*Input rows*:
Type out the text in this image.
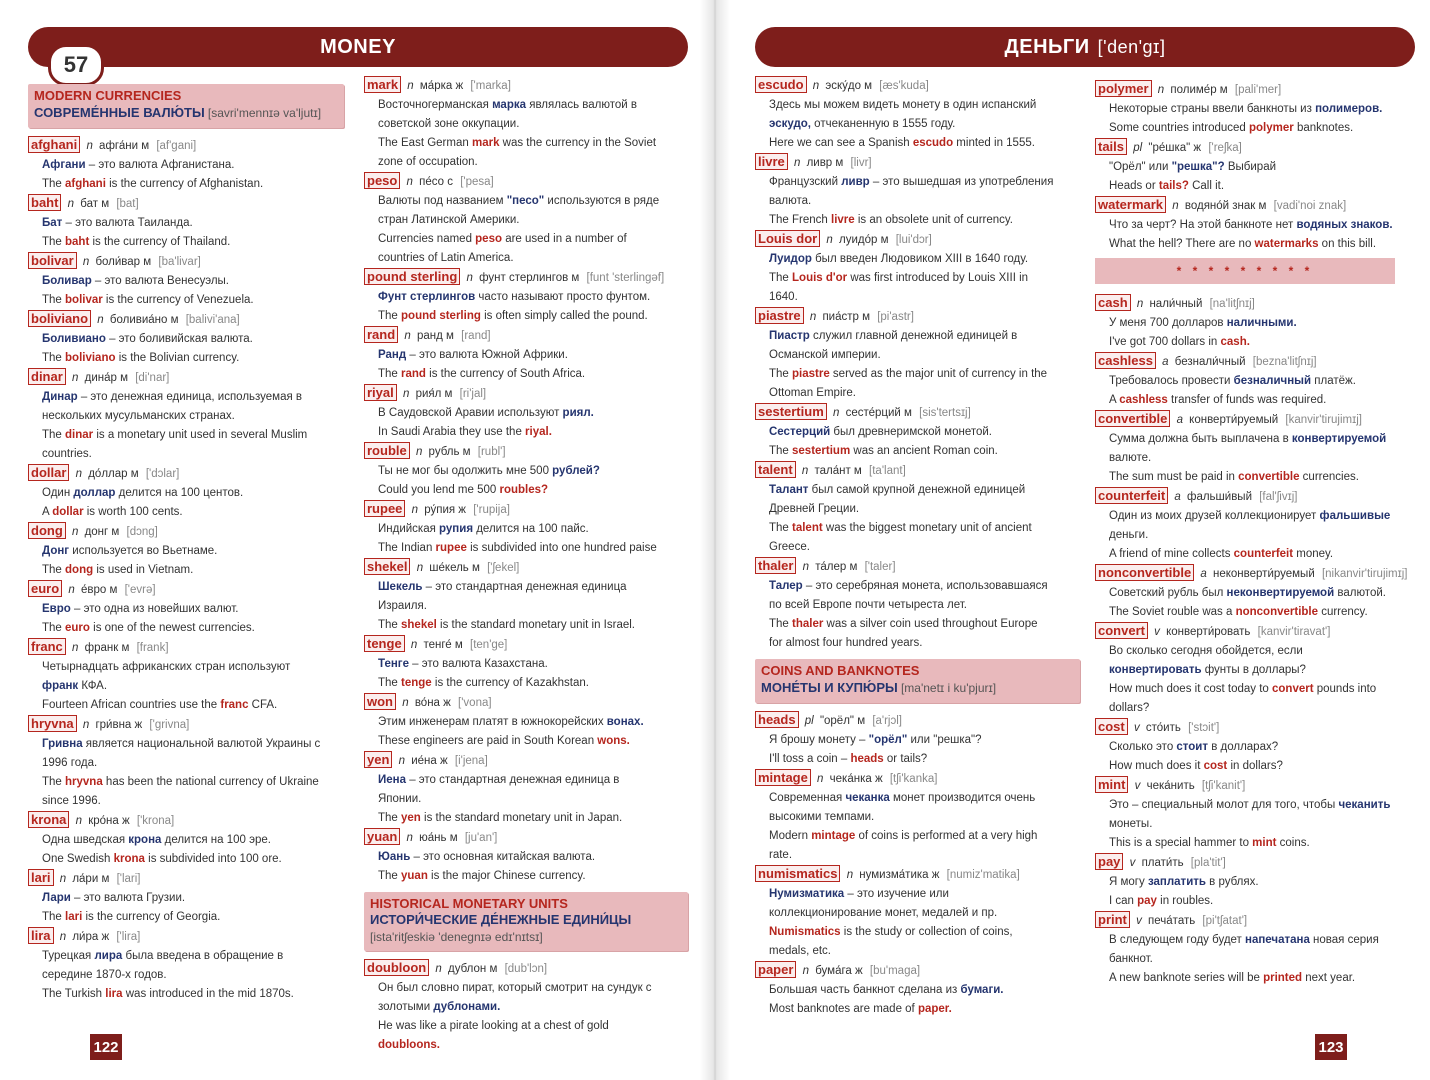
MONEY
57
MODERN CURRENCIES
СОВРЕМЕ́ННЫЕ ВАЛЮ́ТЫ [savri'mennɪə va'ljutɪ]
afghani n афга́ни м [af'gani]
Афгани – это валюта Афганистана.
The afghani is the currency of Afghanistan.
baht n бат м [bat]
Бат – это валюта Таиланда.
The baht is the currency of Thailand.
bolivar n боли́вар м [ba'livar]
Боливар – это валюта Венесуэлы.
The bolivar is the currency of Venezuela.
boliviano n боливиа́но м [balivi'ana]
Боливиано – это боливийская валюта.
The boliviano is the Bolivian currency.
dinar n дина́р м [di'nar]
Динар – это денежная единица, используемая в
нескольких мусульманских странах.
The dinar is a monetary unit used in several Muslim
countries.
dollar n до́ллар м ['dɔlar]
Один доллар делится на 100 центов.
A dollar is worth 100 cents.
dong n донг м [dɔng]
Донг используется во Вьетнаме.
The dong is used in Vietnam.
euro n е́вро м ['evrə]
Евро – это одна из новейших валют.
The euro is one of the newest currencies.
franc n франк м [frank]
Четырнадцать африканских стран используют
франк КФА.
Fourteen African countries use the franc CFA.
hryvna n гри́вна ж ['grivna]
Гривна является национальной валютой Украины с
1996 года.
The hryvna has been the national currency of Ukraine
since 1996.
krona n кро́на ж ['krona]
Одна шведская крона делится на 100 эре.
One Swedish krona is subdivided into 100 ore.
lari n ла́ри м ['lari]
Лари – это валюта Грузии.
The lari is the currency of Georgia.
lira n ли́ра ж ['lira]
Турецкая лира была введена в обращение в
середине 1870-х годов.
The Turkish lira was introduced in the mid 1870s.
mark n ма́рка ж ['marka]
Восточногерманская марка являлась валютой в
советской зоне оккупации.
The East German mark was the currency in the Soviet
zone of occupation.
peso n пе́со с ['pesa]
Валюты под названием "песо" используются в ряде
стран Латинской Америки.
Currencies named peso are used in a number of
countries of Latin America.
pound sterling n фунт стерлингов м [funt 'sterlingəf]
Фунт стерлингов часто называют просто фунтом.
The pound sterling is often simply called the pound.
rand n ранд м [rand]
Ранд – это валюта Южной Африки.
The rand is the currency of South Africa.
riyal n рия́л м [ri'jal]
В Саудовской Аравии используют риял.
In Saudi Arabia they use the riyal.
rouble n рубль м [rubl']
Ты не мог бы одолжить мне 500 рублей?
Could you lend me 500 roubles?
rupee n ру́пия ж ['rupija]
Индийская рупия делится на 100 пайс.
The Indian rupee is subdivided into one hundred paise
shekel n ше́кель м ['ʃekel]
Шекель – это стандартная денежная единица
Израиля.
The shekel is the standard monetary unit in Israel.
tenge n тенге́ м [ten'ge]
Тенге – это валюта Казахстана.
The tenge is the currency of Kazakhstan.
won n во́на ж ['vona]
Этим инженерам платят в южнокорейских вонах.
These engineers are paid in South Korean wons.
yen n ие́на ж [i'jena]
Иена – это стандартная денежная единица в
Японии.
The yen is the standard monetary unit in Japan.
yuan n юа́нь м [ju'an']
Юань – это основная китайская валюта.
The yuan is the major Chinese currency.
HISTORICAL MONETARY UNITS
ИСТОРИ́ЧЕСКИЕ ДЕ́НЕЖНЫЕ ЕДИНИ́ЦЫ
[ista'ritʃeskiə 'denegnɪə edɪ'nɪtsɪ]
doubloon n дублон м [dub'lɔn]
Он был словно пират, который смотрит на сундук с
золотыми дублонами.
He was like a pirate looking at a chest of gold
doubloons.
122
ДЕНЬГИ ['den'gɪ]
escudo n эску́до м [æs'kuda]
Здесь мы можем видеть монету в один испанский
эскудо, отчеканенную в 1555 году.
Here we can see a Spanish escudo minted in 1555.
livre n ливр м [livr]
Французский ливр – это вышедшая из употребления
валюта.
The French livre is an obsolete unit of currency.
Louis dor n луидо́р м [lui'dɔr]
Луидор был введен Людовиком XIII в 1640 году.
The Louis d'or was first introduced by Louis XIII in
1640.
piastre n пиа́стр м [pi'astr]
Пиастр служил главной денежной единицей в
Османской империи.
The piastre served as the major unit of currency in the
Ottoman Empire.
sestertium n сесте́рций м [sis'tertsɪj]
Сестерций был древнеримской монетой.
The sestertium was an ancient Roman coin.
talent n тала́нт м [ta'lant]
Талант был самой крупной денежной единицей
Древней Греции.
The talent was the biggest monetary unit of ancient
Greece.
thaler n та́лер м ['taler]
Талер – это серебряная монета, использовавшаяся
по всей Европе почти четыреста лет.
The thaler was a silver coin used throughout Europe
for almost four hundred years.
COINS AND BANKNOTES
МОНЕ́ТЫ И КУПЮ́РЫ [ma'netɪ i ku'pjurɪ]
heads pl "орёл" м [a'rjɔl]
Я брошу монету – "орёл" или "решка"?
I'll toss a coin – heads or tails?
mintage n чека́нка ж [tʃi'kanka]
Современная чеканка монет производится очень
высокими темпами.
Modern mintage of coins is performed at a very high
rate.
numismatics n нумизма́тика ж [numiz'matika]
Нумизматика – это изучение или
коллекционирование монет, медалей и пр.
Numismatics is the study or collection of coins,
medals, etc.
paper n бума́га ж [bu'maga]
Большая часть банкнот сделана из бумаги.
Most banknotes are made of paper.
polymer n полиме́р м [pali'mer]
Некоторые страны ввели банкноты из полимеров.
Some countries introduced polymer banknotes.
tails pl "ре́шка" ж ['reʃka]
"Орёл" или "решка"? Выбирай
Heads or tails? Call it.
watermark n водяно́й знак м [vadi'noi znak]
Что за черт? На этой банкноте нет водяных знаков.
What the hell? There are no watermarks on this bill.
* * * * * * * * *
cash n нали́чный [na'litʃnɪj]
У меня 700 долларов наличными.
I've got 700 dollars in cash.
cashless a безнали́чный [bezna'litʃnɪj]
Требовалось провести безналичный платёж.
A cashless transfer of funds was required.
convertible a конверти́руемый [kanvir'tirujimɪj]
Сумма должна быть выплачена в конвертируемой
валюте.
The sum must be paid in convertible currencies.
counterfeit a фальши́вый [fal'ʃivɪj]
Один из моих друзей коллекционирует фальшивые
деньги.
A friend of mine collects counterfeit money.
nonconvertible a неконверти́руемый [nikanvir'tirujimɪj]
Советский рубль был неконвертируемой валютой.
The Soviet rouble was a nonconvertible currency.
convert v конверти́ровать [kanvir'tiravat']
Во сколько сегодня обойдется, если
конвертировать фунты в доллары?
How much does it cost today to convert pounds into
dollars?
cost v сто́ить ['stɔit']
Сколько это стоит в долларах?
How much does it cost in dollars?
mint v чека́нить [tʃi'kanit']
Это – специальный молот для того, чтобы чеканить
монеты.
This is a special hammer to mint coins.
pay v плати́ть [pla'tit']
Я могу заплатить в рублях.
I can pay in roubles.
print v печа́тать [pi'tʃatat']
В следующем году будет напечатана новая серия
банкнот.
A new banknote series will be printed next year.
123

*Problem to solve*:
Copy the listing word for word, excluding its pictures.

*Answer to the exercise*:
Type out the text in this image.
MONEY
57
MODERN CURRENCIES
СОВРЕМЕ́ННЫЕ ВАЛЮ́ТЫ [savri'mennɪə va'ljutɪ]
afghani n афга́ни м [af'gani]
Афгани – это валюта Афганистана.
The afghani is the currency of Afghanistan.
baht n бат м [bat]
Бат – это валюта Таиланда.
The baht is the currency of Thailand.
bolivar n боли́вар м [ba'livar]
Боливар – это валюта Венесуэлы.
The bolivar is the currency of Venezuela.
boliviano n боливиа́но м [balivi'ana]
Боливиано – это боливийская валюта.
The boliviano is the Bolivian currency.
dinar n дина́р м [di'nar]
Динар – это денежная единица, используемая в
нескольких мусульманских странах.
The dinar is a monetary unit used in several Muslim
countries.
dollar n до́ллар м ['dɔlar]
Один доллар делится на 100 центов.
A dollar is worth 100 cents.
dong n донг м [dɔng]
Донг используется во Вьетнаме.
The dong is used in Vietnam.
euro n е́вро м ['evrə]
Евро – это одна из новейших валют.
The euro is one of the newest currencies.
franc n франк м [frank]
Четырнадцать африканских стран используют
франк КФА.
Fourteen African countries use the franc CFA.
hryvna n гри́вна ж ['grivna]
Гривна является национальной валютой Украины с
1996 года.
The hryvna has been the national currency of Ukraine
since 1996.
krona n кро́на ж ['krona]
Одна шведская крона делится на 100 эре.
One Swedish krona is subdivided into 100 ore.
lari n ла́ри м ['lari]
Лари – это валюта Грузии.
The lari is the currency of Georgia.
lira n ли́ра ж ['lira]
Турецкая лира была введена в обращение в
середине 1870-х годов.
The Turkish lira was introduced in the mid 1870s.
mark n ма́рка ж ['marka]
Восточногерманская марка являлась валютой в
советской зоне оккупации.
The East German mark was the currency in the Soviet
zone of occupation.
peso n пе́со с ['pesa]
Валюты под названием "песо" используются в ряде
стран Латинской Америки.
Currencies named peso are used in a number of
countries of Latin America.
pound sterling n фунт стерлингов м [funt 'sterlingəf]
Фунт стерлингов часто называют просто фунтом.
The pound sterling is often simply called the pound.
rand n ранд м [rand]
Ранд – это валюта Южной Африки.
The rand is the currency of South Africa.
riyal n рия́л м [ri'jal]
В Саудовской Аравии используют риял.
In Saudi Arabia they use the riyal.
rouble n рубль м [rubl']
Ты не мог бы одолжить мне 500 рублей?
Could you lend me 500 roubles?
rupee n ру́пия ж ['rupija]
Индийская рупия делится на 100 пайс.
The Indian rupee is subdivided into one hundred paise
shekel n ше́кель м ['ʃekel]
Шекель – это стандартная денежная единица
Израиля.
The shekel is the standard monetary unit in Israel.
tenge n тенге́ м [ten'ge]
Тенге – это валюта Казахстана.
The tenge is the currency of Kazakhstan.
won n во́на ж ['vona]
Этим инженерам платят в южнокорейских вонах.
These engineers are paid in South Korean wons.
yen n ие́на ж [i'jena]
Иена – это стандартная денежная единица в
Японии.
The yen is the standard monetary unit in Japan.
yuan n юа́нь м [ju'an']
Юань – это основная китайская валюта.
The yuan is the major Chinese currency.
HISTORICAL MONETARY UNITS
ИСТОРИ́ЧЕСКИЕ ДЕ́НЕЖНЫЕ ЕДИНИ́ЦЫ
[ista'ritʃeskiə 'denegnɪə edɪ'nɪtsɪ]
doubloon n дублон м [dub'lɔn]
Он был словно пират, который смотрит на сундук с
золотыми дублонами.
He was like a pirate looking at a chest of gold
doubloons.
122
ДЕНЬГИ ['den'gɪ]
escudo n эску́до м [æs'kuda]
Здесь мы можем видеть монету в один испанский
эскудо, отчеканенную в 1555 году.
Here we can see a Spanish escudo minted in 1555.
livre n ливр м [livr]
Французский ливр – это вышедшая из употребления
валюта.
The French livre is an obsolete unit of currency.
Louis dor n луидо́р м [lui'dɔr]
Луидор был введен Людовиком XIII в 1640 году.
The Louis d'or was first introduced by Louis XIII in
1640.
piastre n пиа́стр м [pi'astr]
Пиастр служил главной денежной единицей в
Османской империи.
The piastre served as the major unit of currency in the
Ottoman Empire.
sestertium n сесте́рций м [sis'tertsɪj]
Сестерций был древнеримской монетой.
The sestertium was an ancient Roman coin.
talent n тала́нт м [ta'lant]
Талант был самой крупной денежной единицей
Древней Греции.
The talent was the biggest monetary unit of ancient
Greece.
thaler n та́лер м ['taler]
Талер – это серебряная монета, использовавшаяся
по всей Европе почти четыреста лет.
The thaler was a silver coin used throughout Europe
for almost four hundred years.
COINS AND BANKNOTES
МОНЕ́ТЫ И КУПЮ́РЫ [ma'netɪ i ku'pjurɪ]
heads pl "орёл" м [a'rjɔl]
Я брошу монету – "орёл" или "решка"?
I'll toss a coin – heads or tails?
mintage n чека́нка ж [tʃi'kanka]
Современная чеканка монет производится очень
высокими темпами.
Modern mintage of coins is performed at a very high
rate.
numismatics n нумизма́тика ж [numiz'matika]
Нумизматика – это изучение или
коллекционирование монет, медалей и пр.
Numismatics is the study or collection of coins,
medals, etc.
paper n бума́га ж [bu'maga]
Большая часть банкнот сделана из бумаги.
Most banknotes are made of paper.
polymer n полиме́р м [pali'mer]
Некоторые страны ввели банкноты из полимеров.
Some countries introduced polymer banknotes.
tails pl "ре́шка" ж ['reʃka]
"Орёл" или "решка"? Выбирай
Heads or tails? Call it.
watermark n водяно́й знак м [vadi'noi znak]
Что за черт? На этой банкноте нет водяных знаков.
What the hell? There are no watermarks on this bill.
* * * * * * * * *
cash n нали́чный [na'litʃnɪj]
У меня 700 долларов наличными.
I've got 700 dollars in cash.
cashless a безнали́чный [bezna'litʃnɪj]
Требовалось провести безналичный платёж.
A cashless transfer of funds was required.
convertible a конверти́руемый [kanvir'tirujimɪj]
Сумма должна быть выплачена в конвертируемой
валюте.
The sum must be paid in convertible currencies.
counterfeit a фальши́вый [fal'ʃivɪj]
Один из моих друзей коллекционирует фальшивые
деньги.
A friend of mine collects counterfeit money.
nonconvertible a неконверти́руемый [nikanvir'tirujimɪj]
Советский рубль был неконвертируемой валютой.
The Soviet rouble was a nonconvertible currency.
convert v конверти́ровать [kanvir'tiravat']
Во сколько сегодня обойдется, если
конвертировать фунты в доллары?
How much does it cost today to convert pounds into
dollars?
cost v сто́ить ['stɔit']
Сколько это стоит в долларах?
How much does it cost in dollars?
mint v чека́нить [tʃi'kanit']
Это – специальный молот для того, чтобы чеканить
монеты.
This is a special hammer to mint coins.
pay v плати́ть [pla'tit']
Я могу заплатить в рублях.
I can pay in roubles.
print v печа́тать [pi'tʃatat']
В следующем году будет напечатана новая серия
банкнот.
A new banknote series will be printed next year.
123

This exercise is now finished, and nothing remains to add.